**Work required:** Pick out every line with the word "fundamentales" and copy it.

**Records for this exercise:**
──────────────────────────────

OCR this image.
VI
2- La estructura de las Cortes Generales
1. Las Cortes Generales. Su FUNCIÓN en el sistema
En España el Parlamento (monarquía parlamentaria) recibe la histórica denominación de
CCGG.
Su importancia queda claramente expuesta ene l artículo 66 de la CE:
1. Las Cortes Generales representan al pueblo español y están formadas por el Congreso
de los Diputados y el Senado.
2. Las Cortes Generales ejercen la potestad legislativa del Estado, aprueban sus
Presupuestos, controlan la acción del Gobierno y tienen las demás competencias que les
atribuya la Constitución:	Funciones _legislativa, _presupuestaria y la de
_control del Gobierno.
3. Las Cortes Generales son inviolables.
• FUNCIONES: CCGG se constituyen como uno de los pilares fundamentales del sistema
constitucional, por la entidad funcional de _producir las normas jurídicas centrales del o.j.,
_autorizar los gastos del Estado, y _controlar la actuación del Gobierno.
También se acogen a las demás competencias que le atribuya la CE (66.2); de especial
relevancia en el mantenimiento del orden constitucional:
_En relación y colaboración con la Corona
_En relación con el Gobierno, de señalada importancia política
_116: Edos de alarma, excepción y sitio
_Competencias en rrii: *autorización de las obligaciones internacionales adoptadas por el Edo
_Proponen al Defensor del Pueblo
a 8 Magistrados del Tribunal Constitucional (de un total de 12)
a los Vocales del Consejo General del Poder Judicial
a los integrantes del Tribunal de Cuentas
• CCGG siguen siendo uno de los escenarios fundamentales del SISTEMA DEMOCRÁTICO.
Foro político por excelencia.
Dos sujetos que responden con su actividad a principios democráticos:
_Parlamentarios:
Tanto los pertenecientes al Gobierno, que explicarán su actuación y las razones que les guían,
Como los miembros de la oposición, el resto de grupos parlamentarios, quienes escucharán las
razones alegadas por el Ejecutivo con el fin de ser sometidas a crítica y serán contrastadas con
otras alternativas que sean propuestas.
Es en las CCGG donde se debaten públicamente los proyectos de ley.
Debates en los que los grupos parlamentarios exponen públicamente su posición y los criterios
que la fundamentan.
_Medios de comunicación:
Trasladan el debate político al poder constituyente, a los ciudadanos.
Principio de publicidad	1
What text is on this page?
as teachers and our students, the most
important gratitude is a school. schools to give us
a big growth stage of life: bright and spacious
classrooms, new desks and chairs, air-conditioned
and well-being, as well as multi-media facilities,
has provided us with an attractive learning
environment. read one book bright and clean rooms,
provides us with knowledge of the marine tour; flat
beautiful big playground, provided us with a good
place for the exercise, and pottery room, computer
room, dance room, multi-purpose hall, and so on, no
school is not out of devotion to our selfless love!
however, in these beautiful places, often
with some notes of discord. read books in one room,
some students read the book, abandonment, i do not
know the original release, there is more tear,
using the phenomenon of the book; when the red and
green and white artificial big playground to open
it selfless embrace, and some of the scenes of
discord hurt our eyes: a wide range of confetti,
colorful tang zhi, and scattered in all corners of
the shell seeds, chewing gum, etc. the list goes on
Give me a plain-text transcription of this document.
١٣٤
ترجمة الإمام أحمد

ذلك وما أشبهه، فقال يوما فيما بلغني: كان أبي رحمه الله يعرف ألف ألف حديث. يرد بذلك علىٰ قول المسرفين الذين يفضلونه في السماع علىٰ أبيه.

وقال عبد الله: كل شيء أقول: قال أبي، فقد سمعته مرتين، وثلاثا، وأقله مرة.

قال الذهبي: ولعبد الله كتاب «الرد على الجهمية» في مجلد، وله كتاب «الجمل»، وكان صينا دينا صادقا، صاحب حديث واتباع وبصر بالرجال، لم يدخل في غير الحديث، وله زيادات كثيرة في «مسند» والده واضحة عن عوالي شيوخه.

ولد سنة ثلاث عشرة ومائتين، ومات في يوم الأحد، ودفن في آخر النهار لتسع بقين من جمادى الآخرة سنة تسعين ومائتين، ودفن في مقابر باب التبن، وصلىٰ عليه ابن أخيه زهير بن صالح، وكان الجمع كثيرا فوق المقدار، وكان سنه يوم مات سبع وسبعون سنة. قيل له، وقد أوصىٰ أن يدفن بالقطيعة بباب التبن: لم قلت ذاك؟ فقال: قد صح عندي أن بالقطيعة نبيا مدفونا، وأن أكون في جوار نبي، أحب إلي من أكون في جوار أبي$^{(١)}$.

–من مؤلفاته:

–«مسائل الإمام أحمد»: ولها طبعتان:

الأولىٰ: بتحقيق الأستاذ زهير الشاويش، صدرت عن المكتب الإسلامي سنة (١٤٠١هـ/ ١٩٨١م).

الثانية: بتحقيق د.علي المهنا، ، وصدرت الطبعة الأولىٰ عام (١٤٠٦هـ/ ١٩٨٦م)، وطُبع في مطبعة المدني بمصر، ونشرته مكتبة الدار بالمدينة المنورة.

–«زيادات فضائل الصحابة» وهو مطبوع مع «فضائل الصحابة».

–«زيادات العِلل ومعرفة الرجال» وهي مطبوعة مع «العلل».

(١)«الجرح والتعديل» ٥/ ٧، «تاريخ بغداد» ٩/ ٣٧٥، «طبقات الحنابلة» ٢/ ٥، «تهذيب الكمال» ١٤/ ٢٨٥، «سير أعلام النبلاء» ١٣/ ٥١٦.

──────────────────────────────

**Expected output:**
• FUNCIONES: CCGG se constituyen como uno de los pilares fundamentales del sistema
• CCGG siguen siendo uno de los escenarios fundamentales del SISTEMA DEMOCRÁTICO.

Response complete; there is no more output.